─── DATASET EXTRACT ───

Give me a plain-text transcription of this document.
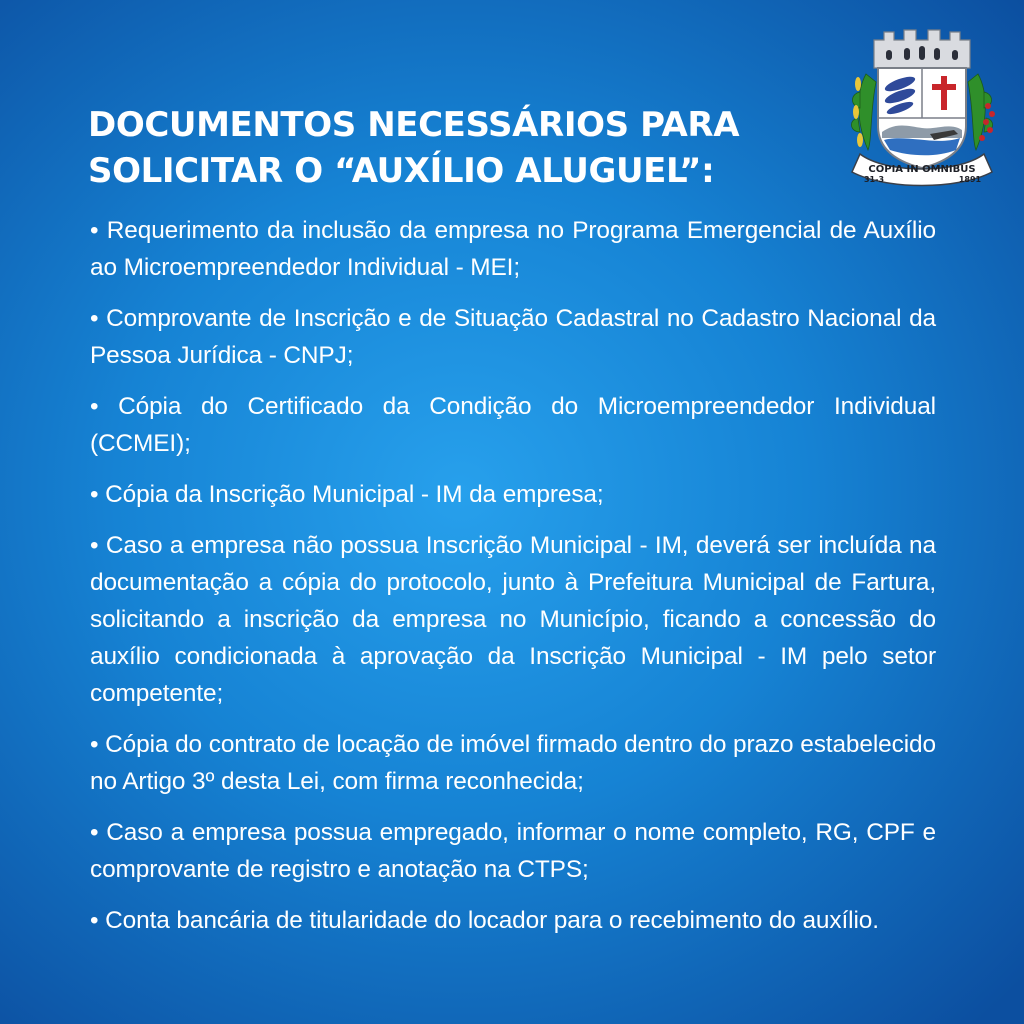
DOCUMENTOS NECESSÁRIOS PARA
SOLICITAR O “AUXÍLIO ALUGUEL”:	COPIA IN OMNIBUS
31-3	1891
• Requerimento da inclusão da empresa no Programa Emergencial de Auxílio ao Microempreendedor Individual - MEI;
• Comprovante de Inscrição e de Situação Cadastral no Cadastro Nacional da Pessoa Jurídica - CNPJ;
• Cópia do Certificado da Condição do Microempreendedor Individual (CCMEI);
• Cópia da Inscrição Municipal - IM da empresa;
• Caso a empresa não possua Inscrição Municipal - IM, deverá ser incluída na documentação a cópia do protocolo, junto à Prefeitura Municipal de Fartura, solicitando a inscrição da empresa no Município, ficando a concessão do auxílio condicionada à aprovação da Inscrição Municipal - IM pelo setor competente;
• Cópia do contrato de locação de imóvel firmado dentro do prazo estabelecido no Artigo 3º desta Lei, com firma reconhecida;
• Caso a empresa possua empregado, informar o nome completo, RG, CPF e comprovante de registro e anotação na CTPS;
• Conta bancária de titularidade do locador para o recebimento do auxílio.
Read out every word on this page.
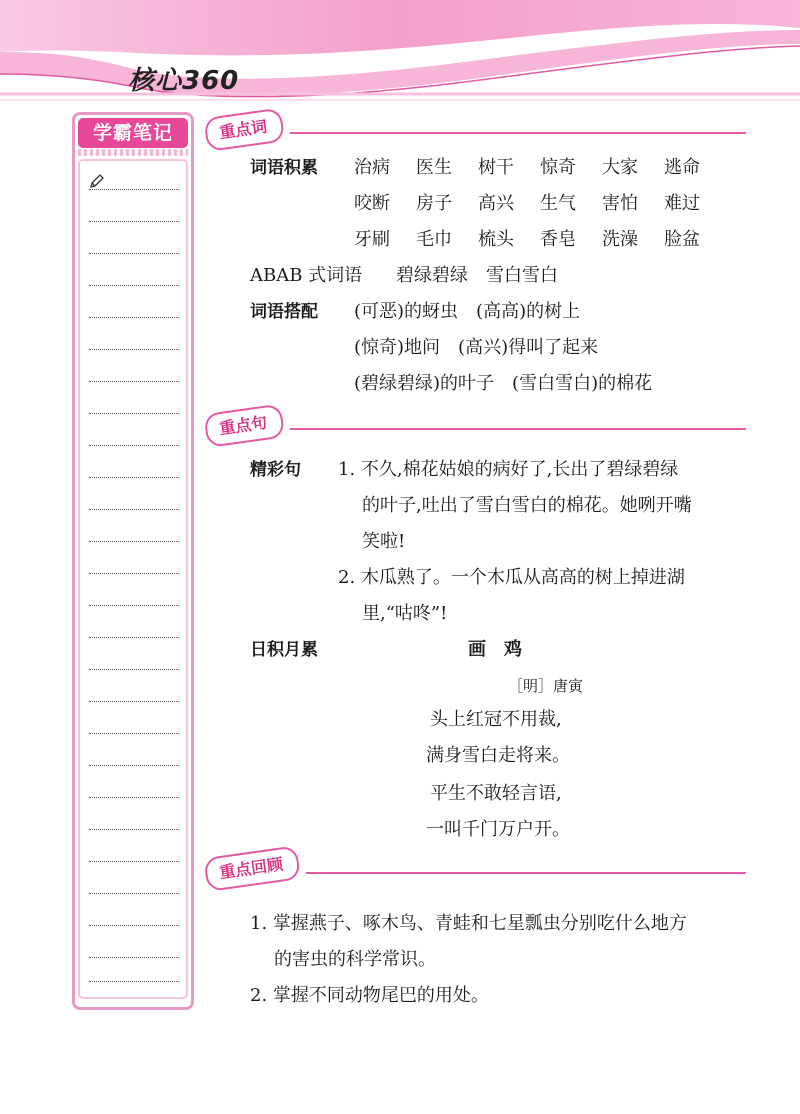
核心360
学霸笔记	重点词
词语积累 治病 医生 树干 惊奇 大家 逃命
咬断 房子 高兴 生气 害怕 难过
牙刷 毛巾 梳头 香皂 洗澡 脸盆
ABAB 式词语 碧绿碧绿　雪白雪白
词语搭配 (可恶)的蚜虫　(高高)的树上
(惊奇)地问　(高兴)得叫了起来
(碧绿碧绿)的叶子　(雪白雪白)的棉花
重点句
精彩句 1. 不久,棉花姑娘的病好了,长出了碧绿碧绿
的叶子,吐出了雪白雪白的棉花。她咧开嘴
笑啦!
2. 木瓜熟了。一个木瓜从高高的树上掉进湖
里,“咕咚”!
日积月累	画　鸡
［明］唐寅
头上红冠不用裁,
满身雪白走将来。
平生不敢轻言语,
一叫千门万户开。
重点回顾
1. 掌握燕子、啄木鸟、青蛙和七星瓢虫分别吃什么地方
的害虫的科学常识。
2. 掌握不同动物尾巴的用处。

───

GOAL: Excluding pictures, copy exactly the lines from the line containing "Read out every word on this page." through the last line of the data, inclusive.

THE REPLY:
Read out every word on this page.
核心360
学霸笔记	重点词
词语积累 治病 医生 树干 惊奇 大家 逃命
咬断 房子 高兴 生气 害怕 难过
牙刷 毛巾 梳头 香皂 洗澡 脸盆
ABAB 式词语 碧绿碧绿　雪白雪白
词语搭配 (可恶)的蚜虫　(高高)的树上
(惊奇)地问　(高兴)得叫了起来
(碧绿碧绿)的叶子　(雪白雪白)的棉花
重点句
精彩句 1. 不久,棉花姑娘的病好了,长出了碧绿碧绿
的叶子,吐出了雪白雪白的棉花。她咧开嘴
笑啦!
2. 木瓜熟了。一个木瓜从高高的树上掉进湖
里,“咕咚”!
日积月累	画　鸡
［明］唐寅
头上红冠不用裁,
满身雪白走将来。
平生不敢轻言语,
一叫千门万户开。
重点回顾
1. 掌握燕子、啄木鸟、青蛙和七星瓢虫分别吃什么地方
的害虫的科学常识。
2. 掌握不同动物尾巴的用处。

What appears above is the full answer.